** Material supplied **
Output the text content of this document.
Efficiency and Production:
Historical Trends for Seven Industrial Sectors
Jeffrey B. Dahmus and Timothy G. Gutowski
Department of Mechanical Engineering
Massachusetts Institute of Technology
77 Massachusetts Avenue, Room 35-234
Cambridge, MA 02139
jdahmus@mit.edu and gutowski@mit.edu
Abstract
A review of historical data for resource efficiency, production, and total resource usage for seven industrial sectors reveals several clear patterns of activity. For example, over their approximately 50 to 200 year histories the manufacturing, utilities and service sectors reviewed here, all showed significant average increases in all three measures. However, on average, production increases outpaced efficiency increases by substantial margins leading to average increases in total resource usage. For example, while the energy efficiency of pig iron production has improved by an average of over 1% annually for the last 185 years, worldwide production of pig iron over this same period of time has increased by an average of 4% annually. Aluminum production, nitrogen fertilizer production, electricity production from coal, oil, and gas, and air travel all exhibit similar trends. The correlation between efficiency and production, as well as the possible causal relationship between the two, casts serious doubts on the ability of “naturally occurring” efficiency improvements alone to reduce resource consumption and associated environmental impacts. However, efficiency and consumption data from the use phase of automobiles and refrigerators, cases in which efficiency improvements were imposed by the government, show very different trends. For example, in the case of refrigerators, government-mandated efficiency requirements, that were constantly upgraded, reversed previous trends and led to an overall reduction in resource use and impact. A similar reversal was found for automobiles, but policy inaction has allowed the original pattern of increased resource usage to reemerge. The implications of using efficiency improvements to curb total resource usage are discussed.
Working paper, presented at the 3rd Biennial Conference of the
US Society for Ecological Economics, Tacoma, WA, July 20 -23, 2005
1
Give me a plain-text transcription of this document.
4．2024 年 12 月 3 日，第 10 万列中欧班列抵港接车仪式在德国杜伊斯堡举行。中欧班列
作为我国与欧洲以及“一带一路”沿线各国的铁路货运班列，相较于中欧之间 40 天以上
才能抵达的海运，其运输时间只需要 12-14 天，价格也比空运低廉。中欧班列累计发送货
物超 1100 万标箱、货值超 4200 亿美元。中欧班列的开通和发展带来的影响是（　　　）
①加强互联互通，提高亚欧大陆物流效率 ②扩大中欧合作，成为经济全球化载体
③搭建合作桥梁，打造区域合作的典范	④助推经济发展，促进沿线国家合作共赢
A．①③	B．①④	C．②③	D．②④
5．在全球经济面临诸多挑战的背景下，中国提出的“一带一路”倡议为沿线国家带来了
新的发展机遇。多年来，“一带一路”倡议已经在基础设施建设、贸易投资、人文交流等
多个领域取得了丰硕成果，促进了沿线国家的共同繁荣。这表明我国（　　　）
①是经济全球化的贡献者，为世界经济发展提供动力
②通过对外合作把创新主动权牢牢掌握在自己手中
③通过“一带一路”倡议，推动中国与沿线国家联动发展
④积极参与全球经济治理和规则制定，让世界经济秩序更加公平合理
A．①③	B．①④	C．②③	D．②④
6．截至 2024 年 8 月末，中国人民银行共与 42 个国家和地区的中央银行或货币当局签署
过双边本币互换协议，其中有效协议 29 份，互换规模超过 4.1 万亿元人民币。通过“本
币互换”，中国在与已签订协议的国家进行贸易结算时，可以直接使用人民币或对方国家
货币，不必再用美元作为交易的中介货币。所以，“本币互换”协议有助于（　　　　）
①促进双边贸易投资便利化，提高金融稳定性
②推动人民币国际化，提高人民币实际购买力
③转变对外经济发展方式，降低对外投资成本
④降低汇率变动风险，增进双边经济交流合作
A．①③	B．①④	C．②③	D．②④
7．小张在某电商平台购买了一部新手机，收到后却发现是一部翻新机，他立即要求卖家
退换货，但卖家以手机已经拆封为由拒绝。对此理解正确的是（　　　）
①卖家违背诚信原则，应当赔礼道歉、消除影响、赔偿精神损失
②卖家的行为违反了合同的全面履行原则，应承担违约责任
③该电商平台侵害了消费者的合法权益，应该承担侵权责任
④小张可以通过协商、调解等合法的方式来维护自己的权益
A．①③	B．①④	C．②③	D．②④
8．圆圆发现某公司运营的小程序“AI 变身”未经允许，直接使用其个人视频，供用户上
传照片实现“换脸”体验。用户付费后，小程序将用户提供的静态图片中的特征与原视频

** Task goal **
Copy every line above that includes the string "一带一路".

** Full response **
作为我国与欧洲以及“一带一路”沿线各国的铁路货运班列，相较于中欧之间 40 天以上
5．在全球经济面临诸多挑战的背景下，中国提出的“一带一路”倡议为沿线国家带来了
新的发展机遇。多年来，“一带一路”倡议已经在基础设施建设、贸易投资、人文交流等
③通过“一带一路”倡议，推动中国与沿线国家联动发展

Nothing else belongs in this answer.